[Data listing]
_____
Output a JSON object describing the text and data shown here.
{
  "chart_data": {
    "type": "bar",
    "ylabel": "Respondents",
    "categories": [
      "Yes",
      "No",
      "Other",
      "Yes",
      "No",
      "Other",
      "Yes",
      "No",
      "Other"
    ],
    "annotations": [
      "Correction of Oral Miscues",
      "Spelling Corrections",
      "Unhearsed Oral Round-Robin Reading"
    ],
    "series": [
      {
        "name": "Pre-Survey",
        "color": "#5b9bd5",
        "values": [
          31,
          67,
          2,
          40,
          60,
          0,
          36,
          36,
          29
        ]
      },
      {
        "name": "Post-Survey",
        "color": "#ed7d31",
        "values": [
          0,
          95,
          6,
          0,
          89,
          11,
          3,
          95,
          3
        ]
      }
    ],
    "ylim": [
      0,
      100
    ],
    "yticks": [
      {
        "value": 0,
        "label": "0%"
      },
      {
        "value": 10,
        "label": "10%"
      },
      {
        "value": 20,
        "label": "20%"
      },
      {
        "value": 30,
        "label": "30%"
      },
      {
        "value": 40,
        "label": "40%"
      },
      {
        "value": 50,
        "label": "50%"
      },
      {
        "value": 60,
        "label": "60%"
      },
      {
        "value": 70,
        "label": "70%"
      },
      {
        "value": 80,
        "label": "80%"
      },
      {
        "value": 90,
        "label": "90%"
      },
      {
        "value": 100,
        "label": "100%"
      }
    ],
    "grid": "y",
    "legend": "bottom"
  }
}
_____
TASK TO COMPLETE >> Set out the complete listing exactly as shown.

EXERCISE RESPONSE >>
Output a JSON object describing the text and data shown here.
{
  "chart_data": {
    "type": "bar",
    "ylabel": "Respondents",
    "categories": [
      "Yes",
      "No",
      "Other",
      "Yes",
      "No",
      "Other",
      "Yes",
      "No",
      "Other"
    ],
    "annotations": [
      "Correction of Oral Miscues",
      "Spelling Corrections",
      "Unhearsed Oral Round-Robin Reading"
    ],
    "series": [
      {
        "name": "Pre-Survey",
        "color": "#5b9bd5",
        "values": [
          31,
          67,
          2,
          40,
          60,
          0,
          36,
          36,
          29
        ]
      },
      {
        "name": "Post-Survey",
        "color": "#ed7d31",
        "values": [
          0,
          95,
          6,
          0,
          89,
          11,
          3,
          95,
          3
        ]
      }
    ],
    "ylim": [
      0,
      100
    ],
    "yticks": [
      {
        "value": 0,
        "label": "0%"
      },
      {
        "value": 10,
        "label": "10%"
      },
      {
        "value": 20,
        "label": "20%"
      },
      {
        "value": 30,
        "label": "30%"
      },
      {
        "value": 40,
        "label": "40%"
      },
      {
        "value": 50,
        "label": "50%"
      },
      {
        "value": 60,
        "label": "60%"
      },
      {
        "value": 70,
        "label": "70%"
      },
      {
        "value": 80,
        "label": "80%"
      },
      {
        "value": 90,
        "label": "90%"
      },
      {
        "value": 100,
        "label": "100%"
      }
    ],
    "grid": "y",
    "legend": "bottom"
  }
}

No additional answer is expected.